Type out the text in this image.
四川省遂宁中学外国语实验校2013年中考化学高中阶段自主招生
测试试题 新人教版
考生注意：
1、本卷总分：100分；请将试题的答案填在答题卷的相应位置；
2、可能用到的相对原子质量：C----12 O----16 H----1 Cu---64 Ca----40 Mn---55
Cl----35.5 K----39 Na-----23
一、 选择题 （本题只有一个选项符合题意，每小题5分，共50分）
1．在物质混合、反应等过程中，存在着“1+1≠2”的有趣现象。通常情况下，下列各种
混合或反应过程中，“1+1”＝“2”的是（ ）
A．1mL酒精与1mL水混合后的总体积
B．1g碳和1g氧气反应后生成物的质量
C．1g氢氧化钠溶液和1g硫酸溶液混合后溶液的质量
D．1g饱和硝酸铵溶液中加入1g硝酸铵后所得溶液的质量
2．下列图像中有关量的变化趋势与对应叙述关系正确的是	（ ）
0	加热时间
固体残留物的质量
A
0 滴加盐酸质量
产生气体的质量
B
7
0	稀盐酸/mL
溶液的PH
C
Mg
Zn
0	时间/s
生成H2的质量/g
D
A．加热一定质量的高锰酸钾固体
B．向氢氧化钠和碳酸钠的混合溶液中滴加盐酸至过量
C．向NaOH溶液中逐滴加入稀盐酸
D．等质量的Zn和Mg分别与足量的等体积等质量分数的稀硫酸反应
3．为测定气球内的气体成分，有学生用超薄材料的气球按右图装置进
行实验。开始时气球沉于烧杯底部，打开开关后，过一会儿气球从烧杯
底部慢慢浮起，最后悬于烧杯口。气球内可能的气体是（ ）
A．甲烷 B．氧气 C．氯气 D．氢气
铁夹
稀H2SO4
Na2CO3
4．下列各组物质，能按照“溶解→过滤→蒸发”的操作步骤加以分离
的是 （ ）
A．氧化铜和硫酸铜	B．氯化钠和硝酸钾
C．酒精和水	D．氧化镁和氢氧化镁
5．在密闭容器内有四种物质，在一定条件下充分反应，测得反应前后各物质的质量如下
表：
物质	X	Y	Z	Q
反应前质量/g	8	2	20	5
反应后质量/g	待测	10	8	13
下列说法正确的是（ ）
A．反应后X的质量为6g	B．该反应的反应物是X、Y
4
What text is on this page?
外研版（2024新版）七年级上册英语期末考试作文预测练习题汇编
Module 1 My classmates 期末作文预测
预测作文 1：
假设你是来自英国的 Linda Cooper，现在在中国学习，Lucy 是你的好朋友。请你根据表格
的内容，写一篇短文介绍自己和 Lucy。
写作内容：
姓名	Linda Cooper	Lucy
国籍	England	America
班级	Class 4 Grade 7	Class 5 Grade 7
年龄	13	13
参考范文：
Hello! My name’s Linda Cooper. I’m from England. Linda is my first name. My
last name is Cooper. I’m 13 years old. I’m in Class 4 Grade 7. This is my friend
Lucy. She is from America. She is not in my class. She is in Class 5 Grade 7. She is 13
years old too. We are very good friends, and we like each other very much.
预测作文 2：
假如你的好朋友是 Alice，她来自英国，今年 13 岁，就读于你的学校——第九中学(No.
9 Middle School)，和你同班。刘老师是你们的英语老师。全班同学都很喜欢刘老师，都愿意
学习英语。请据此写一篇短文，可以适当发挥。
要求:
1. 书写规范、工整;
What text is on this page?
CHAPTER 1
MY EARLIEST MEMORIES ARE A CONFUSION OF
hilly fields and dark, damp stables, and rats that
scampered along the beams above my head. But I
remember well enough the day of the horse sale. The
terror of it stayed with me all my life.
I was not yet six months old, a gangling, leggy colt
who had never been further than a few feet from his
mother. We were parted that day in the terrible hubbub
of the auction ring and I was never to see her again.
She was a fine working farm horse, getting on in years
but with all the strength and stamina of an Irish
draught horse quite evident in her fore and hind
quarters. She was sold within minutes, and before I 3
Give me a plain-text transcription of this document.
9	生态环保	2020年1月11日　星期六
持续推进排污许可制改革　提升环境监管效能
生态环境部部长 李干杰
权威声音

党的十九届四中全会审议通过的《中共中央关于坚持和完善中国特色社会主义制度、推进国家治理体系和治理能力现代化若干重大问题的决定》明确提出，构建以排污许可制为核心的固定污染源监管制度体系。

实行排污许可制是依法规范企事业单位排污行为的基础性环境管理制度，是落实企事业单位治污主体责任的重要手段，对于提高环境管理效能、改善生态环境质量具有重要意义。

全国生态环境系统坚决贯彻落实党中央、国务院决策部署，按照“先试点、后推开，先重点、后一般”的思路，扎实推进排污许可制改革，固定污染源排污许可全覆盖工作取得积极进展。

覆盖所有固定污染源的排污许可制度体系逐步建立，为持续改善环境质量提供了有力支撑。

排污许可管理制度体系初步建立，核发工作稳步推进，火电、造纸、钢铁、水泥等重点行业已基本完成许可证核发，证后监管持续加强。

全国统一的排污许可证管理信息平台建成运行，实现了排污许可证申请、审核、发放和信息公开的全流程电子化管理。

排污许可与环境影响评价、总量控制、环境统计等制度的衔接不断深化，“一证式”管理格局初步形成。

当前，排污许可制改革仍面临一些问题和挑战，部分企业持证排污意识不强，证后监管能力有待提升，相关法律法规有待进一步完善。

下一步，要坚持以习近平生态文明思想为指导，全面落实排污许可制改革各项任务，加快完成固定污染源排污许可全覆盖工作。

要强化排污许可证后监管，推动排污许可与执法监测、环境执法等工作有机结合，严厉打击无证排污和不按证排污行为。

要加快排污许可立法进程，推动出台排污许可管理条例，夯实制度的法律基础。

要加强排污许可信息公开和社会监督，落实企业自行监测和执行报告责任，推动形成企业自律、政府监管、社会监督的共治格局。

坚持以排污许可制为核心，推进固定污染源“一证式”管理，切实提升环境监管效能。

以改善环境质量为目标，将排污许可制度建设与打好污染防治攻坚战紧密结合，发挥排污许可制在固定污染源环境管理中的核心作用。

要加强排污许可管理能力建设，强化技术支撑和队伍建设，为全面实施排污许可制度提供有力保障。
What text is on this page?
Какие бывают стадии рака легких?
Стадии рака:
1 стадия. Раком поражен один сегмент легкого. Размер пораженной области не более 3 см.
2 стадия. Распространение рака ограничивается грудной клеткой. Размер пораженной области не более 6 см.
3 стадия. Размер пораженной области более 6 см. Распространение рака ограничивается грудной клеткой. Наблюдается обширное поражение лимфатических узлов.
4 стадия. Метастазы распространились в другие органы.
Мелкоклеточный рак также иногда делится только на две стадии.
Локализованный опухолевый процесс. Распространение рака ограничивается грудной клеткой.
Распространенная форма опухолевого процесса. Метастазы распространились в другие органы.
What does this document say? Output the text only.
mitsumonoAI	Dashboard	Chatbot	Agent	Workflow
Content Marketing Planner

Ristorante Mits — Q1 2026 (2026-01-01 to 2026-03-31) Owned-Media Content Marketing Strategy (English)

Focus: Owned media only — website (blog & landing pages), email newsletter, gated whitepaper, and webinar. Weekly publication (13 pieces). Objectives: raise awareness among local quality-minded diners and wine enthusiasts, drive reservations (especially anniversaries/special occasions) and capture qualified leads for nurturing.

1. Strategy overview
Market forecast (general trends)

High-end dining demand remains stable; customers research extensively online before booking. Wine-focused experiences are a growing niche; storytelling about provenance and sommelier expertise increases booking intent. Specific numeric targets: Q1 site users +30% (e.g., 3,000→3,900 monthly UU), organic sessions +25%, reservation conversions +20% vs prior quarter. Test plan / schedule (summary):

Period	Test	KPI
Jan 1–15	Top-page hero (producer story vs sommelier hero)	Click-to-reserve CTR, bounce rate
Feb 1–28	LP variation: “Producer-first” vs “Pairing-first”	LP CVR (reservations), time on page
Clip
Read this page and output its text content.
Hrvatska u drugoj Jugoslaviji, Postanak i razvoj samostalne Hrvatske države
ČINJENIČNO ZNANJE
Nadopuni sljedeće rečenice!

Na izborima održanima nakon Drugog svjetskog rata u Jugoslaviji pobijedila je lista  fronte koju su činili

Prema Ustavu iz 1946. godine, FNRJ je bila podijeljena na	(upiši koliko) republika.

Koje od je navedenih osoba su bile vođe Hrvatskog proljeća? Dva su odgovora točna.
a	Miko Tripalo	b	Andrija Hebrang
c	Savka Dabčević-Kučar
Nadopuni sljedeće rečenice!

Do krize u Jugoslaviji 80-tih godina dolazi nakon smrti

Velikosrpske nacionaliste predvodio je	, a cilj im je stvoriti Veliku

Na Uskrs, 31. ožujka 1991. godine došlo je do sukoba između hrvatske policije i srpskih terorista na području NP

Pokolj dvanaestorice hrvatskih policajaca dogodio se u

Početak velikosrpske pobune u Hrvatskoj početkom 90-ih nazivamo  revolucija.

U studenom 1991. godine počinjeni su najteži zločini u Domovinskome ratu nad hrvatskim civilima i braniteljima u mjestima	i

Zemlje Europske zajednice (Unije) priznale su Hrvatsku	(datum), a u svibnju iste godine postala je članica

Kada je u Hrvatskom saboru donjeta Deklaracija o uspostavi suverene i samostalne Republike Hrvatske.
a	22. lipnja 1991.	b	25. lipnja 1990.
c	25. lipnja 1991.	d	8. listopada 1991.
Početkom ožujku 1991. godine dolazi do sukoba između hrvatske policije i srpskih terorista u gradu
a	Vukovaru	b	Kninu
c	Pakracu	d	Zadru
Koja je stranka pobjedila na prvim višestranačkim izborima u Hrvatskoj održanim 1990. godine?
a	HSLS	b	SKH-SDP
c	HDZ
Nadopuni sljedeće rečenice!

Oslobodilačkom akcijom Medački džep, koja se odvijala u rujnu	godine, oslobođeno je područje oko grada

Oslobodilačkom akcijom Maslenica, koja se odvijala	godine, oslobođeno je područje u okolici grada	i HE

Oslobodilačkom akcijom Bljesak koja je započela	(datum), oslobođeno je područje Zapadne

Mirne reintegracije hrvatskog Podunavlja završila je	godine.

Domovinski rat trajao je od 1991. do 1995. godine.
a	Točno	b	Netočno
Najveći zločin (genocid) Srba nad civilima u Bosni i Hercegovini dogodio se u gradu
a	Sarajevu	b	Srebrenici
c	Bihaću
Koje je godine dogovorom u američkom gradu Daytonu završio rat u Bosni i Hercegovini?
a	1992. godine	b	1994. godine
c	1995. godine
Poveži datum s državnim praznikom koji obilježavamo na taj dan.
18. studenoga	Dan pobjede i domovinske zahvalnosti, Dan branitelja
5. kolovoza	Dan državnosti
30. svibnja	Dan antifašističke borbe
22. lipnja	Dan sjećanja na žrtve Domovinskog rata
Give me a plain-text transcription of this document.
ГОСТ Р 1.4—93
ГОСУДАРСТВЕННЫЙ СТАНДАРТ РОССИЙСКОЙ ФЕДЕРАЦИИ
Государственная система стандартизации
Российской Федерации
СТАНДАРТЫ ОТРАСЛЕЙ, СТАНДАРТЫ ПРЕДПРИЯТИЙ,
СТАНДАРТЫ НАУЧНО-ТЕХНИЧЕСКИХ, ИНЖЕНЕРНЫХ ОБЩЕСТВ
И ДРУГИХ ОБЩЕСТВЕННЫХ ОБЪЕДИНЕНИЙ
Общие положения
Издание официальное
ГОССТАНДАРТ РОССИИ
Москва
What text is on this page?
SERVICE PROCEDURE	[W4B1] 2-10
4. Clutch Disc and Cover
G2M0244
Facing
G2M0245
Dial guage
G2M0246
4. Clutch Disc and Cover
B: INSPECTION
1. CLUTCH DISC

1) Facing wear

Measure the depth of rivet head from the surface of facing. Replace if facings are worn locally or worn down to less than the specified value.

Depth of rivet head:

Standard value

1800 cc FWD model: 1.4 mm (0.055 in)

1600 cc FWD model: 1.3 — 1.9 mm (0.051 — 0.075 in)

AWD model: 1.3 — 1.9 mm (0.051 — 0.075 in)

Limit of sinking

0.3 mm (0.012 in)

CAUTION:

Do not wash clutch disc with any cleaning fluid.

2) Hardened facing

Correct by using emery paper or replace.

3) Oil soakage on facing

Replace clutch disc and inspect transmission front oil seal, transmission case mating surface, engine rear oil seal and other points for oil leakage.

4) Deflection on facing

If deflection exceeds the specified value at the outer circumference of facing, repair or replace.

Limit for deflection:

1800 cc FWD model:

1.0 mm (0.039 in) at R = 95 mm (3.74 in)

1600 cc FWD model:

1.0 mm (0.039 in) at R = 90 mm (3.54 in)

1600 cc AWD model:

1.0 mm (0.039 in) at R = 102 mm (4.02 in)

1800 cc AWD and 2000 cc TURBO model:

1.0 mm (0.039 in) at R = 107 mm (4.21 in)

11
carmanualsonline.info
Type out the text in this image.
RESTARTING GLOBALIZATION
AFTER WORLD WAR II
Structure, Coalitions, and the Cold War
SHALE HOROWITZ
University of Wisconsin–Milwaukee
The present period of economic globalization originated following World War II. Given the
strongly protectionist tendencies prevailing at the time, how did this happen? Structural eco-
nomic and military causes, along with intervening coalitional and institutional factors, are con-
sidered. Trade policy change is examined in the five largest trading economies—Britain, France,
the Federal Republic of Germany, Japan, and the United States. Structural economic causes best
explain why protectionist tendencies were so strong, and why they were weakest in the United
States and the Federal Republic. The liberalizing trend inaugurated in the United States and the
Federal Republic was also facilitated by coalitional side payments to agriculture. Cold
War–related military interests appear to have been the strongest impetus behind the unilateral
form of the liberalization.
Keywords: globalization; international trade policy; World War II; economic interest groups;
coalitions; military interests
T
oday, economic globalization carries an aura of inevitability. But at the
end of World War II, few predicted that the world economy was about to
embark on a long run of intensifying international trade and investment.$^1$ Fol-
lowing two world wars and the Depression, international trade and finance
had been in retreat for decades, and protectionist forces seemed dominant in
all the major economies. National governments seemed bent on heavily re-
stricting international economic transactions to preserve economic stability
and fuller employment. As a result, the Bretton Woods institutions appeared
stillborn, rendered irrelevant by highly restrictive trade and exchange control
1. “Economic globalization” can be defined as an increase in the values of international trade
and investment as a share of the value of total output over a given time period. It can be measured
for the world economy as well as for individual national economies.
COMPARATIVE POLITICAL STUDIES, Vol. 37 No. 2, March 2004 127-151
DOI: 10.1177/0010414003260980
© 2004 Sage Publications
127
————
• _TASK GOAL_: Copy down every line of the entries containing the word "tendencies".

• _THE REPLY_:
strongly protectionist tendencies prevailing at the time, how did this happen? Structural eco-
explain why protectionist tendencies were so strong, and why they were weakest in the United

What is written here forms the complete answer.